▶ [Problem requirements] Records follow. Copy every line with "البخل".

▶ [Stored records]

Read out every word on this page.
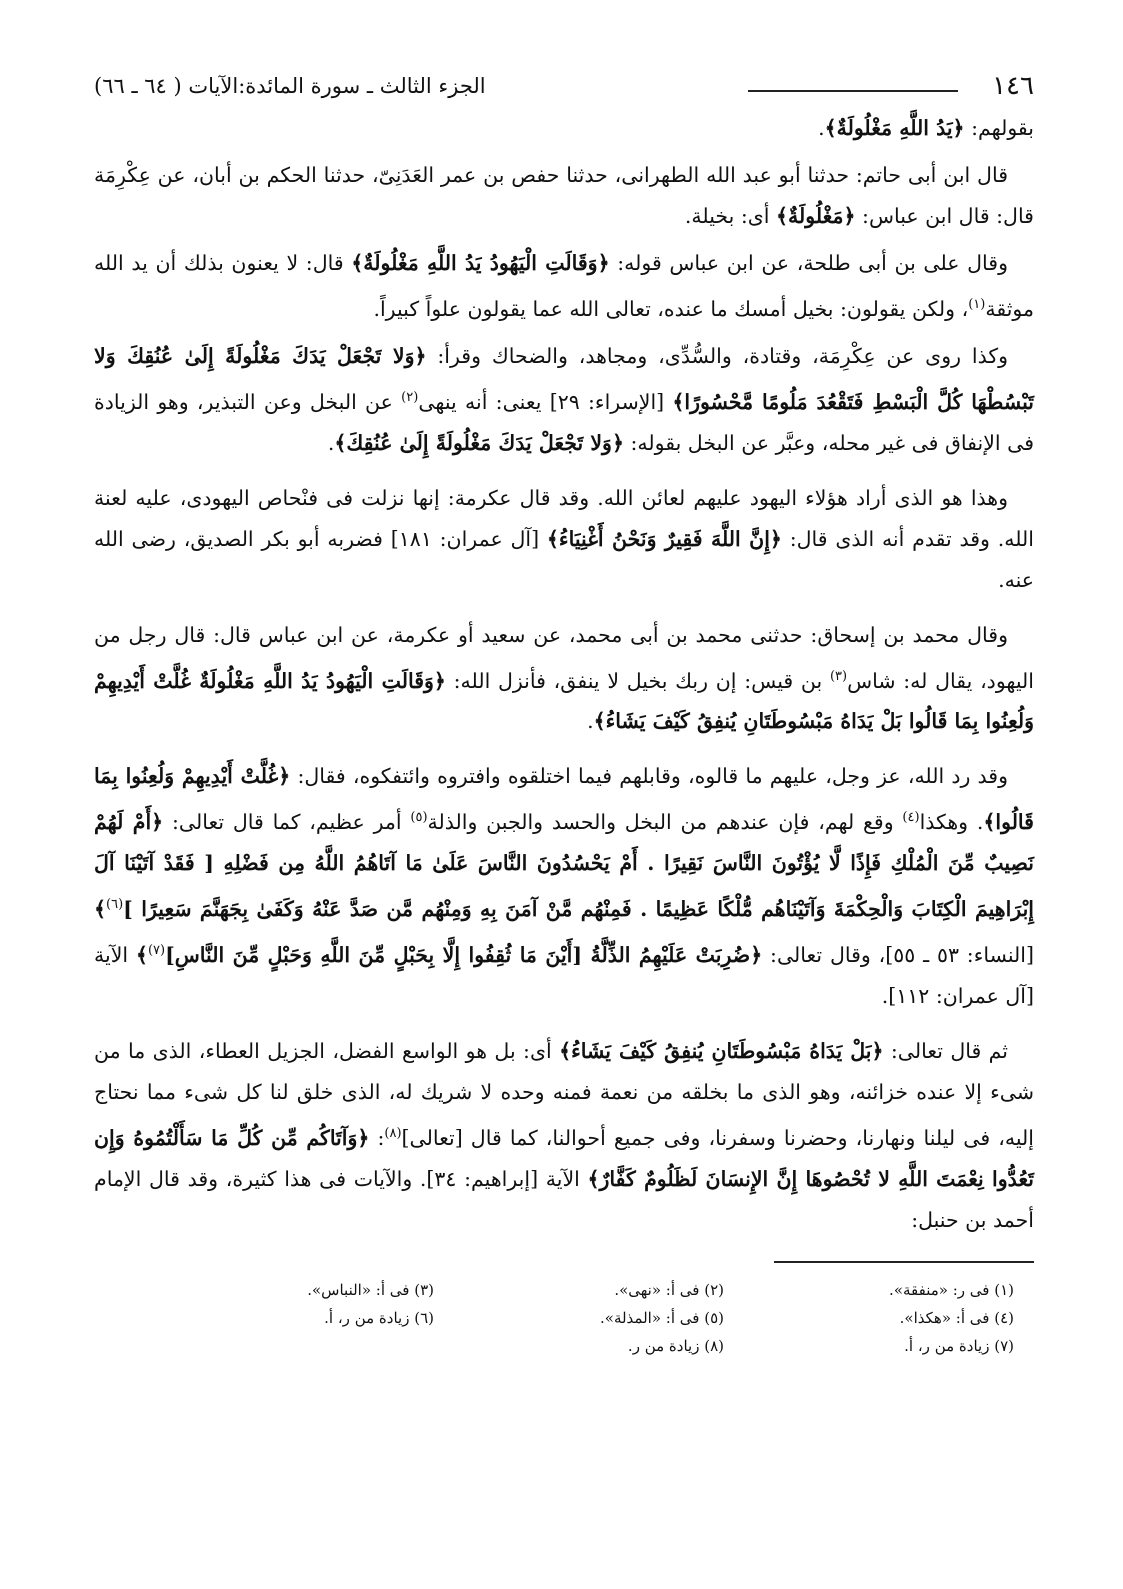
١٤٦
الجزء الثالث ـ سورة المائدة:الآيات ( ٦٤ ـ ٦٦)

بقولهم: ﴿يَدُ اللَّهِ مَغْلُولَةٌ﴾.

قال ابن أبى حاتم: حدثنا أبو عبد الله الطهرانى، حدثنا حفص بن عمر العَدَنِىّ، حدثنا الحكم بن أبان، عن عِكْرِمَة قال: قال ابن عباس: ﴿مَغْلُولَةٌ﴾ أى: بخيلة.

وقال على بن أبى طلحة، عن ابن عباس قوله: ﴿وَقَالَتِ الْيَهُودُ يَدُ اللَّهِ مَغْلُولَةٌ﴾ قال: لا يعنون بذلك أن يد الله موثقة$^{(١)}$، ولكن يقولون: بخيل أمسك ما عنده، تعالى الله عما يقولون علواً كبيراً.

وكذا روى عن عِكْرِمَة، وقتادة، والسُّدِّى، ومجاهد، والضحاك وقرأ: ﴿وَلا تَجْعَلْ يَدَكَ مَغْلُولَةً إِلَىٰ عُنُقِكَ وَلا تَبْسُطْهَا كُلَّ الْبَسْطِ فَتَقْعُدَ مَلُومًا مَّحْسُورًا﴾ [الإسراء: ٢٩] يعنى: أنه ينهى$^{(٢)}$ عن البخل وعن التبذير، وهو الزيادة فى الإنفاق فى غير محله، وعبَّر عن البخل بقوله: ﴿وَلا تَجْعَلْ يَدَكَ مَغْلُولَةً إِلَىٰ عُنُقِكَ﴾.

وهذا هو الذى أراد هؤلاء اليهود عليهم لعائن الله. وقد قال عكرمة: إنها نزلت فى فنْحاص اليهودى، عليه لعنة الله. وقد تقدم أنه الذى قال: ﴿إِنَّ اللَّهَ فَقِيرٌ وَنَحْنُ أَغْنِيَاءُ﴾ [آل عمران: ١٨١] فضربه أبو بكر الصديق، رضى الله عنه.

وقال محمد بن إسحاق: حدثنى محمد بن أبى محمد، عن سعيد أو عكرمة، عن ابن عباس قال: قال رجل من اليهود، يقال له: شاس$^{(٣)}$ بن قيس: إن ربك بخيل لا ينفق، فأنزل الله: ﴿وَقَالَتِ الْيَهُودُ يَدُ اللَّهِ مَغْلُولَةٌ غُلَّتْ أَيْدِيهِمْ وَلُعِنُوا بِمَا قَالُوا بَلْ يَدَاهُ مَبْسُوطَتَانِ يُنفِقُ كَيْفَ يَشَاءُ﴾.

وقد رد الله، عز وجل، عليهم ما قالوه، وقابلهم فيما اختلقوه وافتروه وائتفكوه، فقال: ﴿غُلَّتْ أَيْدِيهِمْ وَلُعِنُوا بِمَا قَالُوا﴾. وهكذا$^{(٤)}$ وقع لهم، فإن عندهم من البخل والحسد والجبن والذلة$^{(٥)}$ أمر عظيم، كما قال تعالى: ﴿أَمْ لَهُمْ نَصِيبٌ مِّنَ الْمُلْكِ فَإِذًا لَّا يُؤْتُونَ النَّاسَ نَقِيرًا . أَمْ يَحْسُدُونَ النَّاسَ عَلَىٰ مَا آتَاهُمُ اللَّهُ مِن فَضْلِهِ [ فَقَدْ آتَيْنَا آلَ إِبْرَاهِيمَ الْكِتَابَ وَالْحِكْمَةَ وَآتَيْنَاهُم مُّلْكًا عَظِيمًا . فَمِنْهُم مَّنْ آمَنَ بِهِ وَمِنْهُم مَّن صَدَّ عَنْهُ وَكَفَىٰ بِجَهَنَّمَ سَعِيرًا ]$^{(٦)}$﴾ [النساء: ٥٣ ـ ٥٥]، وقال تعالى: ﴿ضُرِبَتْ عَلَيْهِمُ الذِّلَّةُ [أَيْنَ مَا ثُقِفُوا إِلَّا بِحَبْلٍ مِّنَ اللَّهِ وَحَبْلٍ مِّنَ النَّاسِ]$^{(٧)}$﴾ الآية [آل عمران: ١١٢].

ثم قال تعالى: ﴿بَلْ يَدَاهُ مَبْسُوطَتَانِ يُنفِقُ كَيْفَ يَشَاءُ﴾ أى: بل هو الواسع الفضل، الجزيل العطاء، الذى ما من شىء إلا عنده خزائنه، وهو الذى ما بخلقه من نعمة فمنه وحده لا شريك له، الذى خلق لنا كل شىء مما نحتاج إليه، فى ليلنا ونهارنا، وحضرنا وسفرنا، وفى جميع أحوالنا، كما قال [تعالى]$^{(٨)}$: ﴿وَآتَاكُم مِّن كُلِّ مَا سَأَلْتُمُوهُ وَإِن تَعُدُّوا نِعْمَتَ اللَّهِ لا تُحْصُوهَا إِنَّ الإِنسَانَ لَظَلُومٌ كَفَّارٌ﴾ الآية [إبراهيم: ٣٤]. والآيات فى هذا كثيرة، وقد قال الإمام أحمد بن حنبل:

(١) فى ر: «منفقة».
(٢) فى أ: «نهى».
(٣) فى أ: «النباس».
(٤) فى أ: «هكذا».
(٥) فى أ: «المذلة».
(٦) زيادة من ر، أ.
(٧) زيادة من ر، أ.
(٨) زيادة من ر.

---

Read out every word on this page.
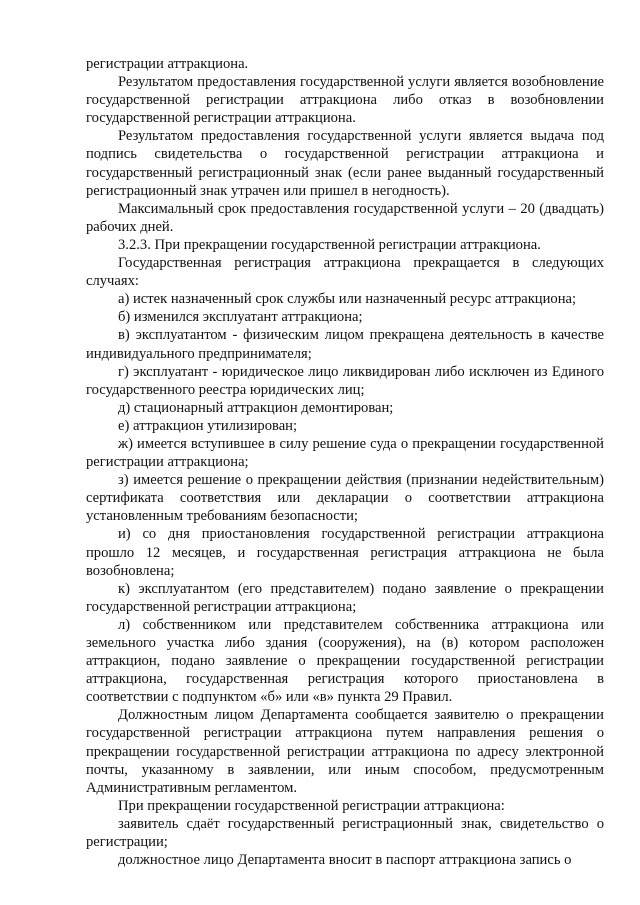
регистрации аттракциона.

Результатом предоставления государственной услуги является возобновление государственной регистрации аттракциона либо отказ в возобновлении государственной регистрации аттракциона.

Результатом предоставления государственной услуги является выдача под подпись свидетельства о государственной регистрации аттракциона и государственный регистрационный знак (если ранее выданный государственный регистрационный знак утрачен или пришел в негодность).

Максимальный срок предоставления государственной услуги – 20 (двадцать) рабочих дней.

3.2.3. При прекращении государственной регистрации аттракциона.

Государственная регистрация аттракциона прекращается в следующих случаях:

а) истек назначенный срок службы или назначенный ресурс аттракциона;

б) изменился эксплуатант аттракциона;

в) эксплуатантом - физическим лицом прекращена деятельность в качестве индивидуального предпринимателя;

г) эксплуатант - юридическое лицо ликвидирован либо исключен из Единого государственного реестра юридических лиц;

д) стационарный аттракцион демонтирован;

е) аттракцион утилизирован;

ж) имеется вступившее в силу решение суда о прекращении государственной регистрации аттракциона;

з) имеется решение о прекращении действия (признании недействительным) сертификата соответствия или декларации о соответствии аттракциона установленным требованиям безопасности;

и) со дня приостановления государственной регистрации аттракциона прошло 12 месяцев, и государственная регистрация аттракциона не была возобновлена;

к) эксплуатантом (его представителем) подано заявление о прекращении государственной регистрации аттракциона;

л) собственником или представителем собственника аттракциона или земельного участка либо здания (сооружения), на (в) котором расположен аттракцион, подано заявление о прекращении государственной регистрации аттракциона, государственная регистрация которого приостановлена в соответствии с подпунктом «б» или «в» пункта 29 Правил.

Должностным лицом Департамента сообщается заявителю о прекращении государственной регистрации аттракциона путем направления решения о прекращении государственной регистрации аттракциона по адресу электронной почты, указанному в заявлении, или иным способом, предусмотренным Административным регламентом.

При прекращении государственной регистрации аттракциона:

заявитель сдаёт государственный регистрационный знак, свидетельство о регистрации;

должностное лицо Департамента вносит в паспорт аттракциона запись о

▶ [Full output]
وكذا روى عن عِكْرِمَة، وقتادة، والسُّدِّى، ومجاهد، والضحاك وقرأ: ﴿وَلا تَجْعَلْ يَدَكَ مَغْلُولَةً إِلَىٰ عُنُقِكَ وَلا تَبْسُطْهَا كُلَّ الْبَسْطِ فَتَقْعُدَ مَلُومًا مَّحْسُورًا﴾ [الإسراء: ٢٩] يعنى: أنه ينهى$^{(٢)}$ عن البخل وعن التبذير، وهو الزيادة فى الإنفاق فى غير محله، وعبَّر عن البخل بقوله: ﴿وَلا تَجْعَلْ يَدَكَ مَغْلُولَةً إِلَىٰ عُنُقِكَ﴾.
وقد رد الله، عز وجل، عليهم ما قالوه، وقابلهم فيما اختلقوه وافتروه وائتفكوه، فقال: ﴿غُلَّتْ أَيْدِيهِمْ وَلُعِنُوا بِمَا قَالُوا﴾. وهكذا$^{(٤)}$ وقع لهم، فإن عندهم من البخل والحسد والجبن والذلة$^{(٥)}$ أمر عظيم، كما قال تعالى: ﴿أَمْ لَهُمْ نَصِيبٌ مِّنَ الْمُلْكِ فَإِذًا لَّا يُؤْتُونَ النَّاسَ نَقِيرًا . أَمْ يَحْسُدُونَ النَّاسَ عَلَىٰ مَا آتَاهُمُ اللَّهُ مِن فَضْلِهِ [ فَقَدْ آتَيْنَا آلَ إِبْرَاهِيمَ الْكِتَابَ وَالْحِكْمَةَ وَآتَيْنَاهُم مُّلْكًا عَظِيمًا . فَمِنْهُم مَّنْ آمَنَ بِهِ وَمِنْهُم مَّن صَدَّ عَنْهُ وَكَفَىٰ بِجَهَنَّمَ سَعِيرًا ]$^{(٦)}$﴾ [النساء: ٥٣ ـ ٥٥]، وقال تعالى: ﴿ضُرِبَتْ عَلَيْهِمُ الذِّلَّةُ [أَيْنَ مَا ثُقِفُوا إِلَّا بِحَبْلٍ مِّنَ اللَّهِ وَحَبْلٍ مِّنَ النَّاسِ]$^{(٧)}$﴾ الآية [آل عمران: ١١٢].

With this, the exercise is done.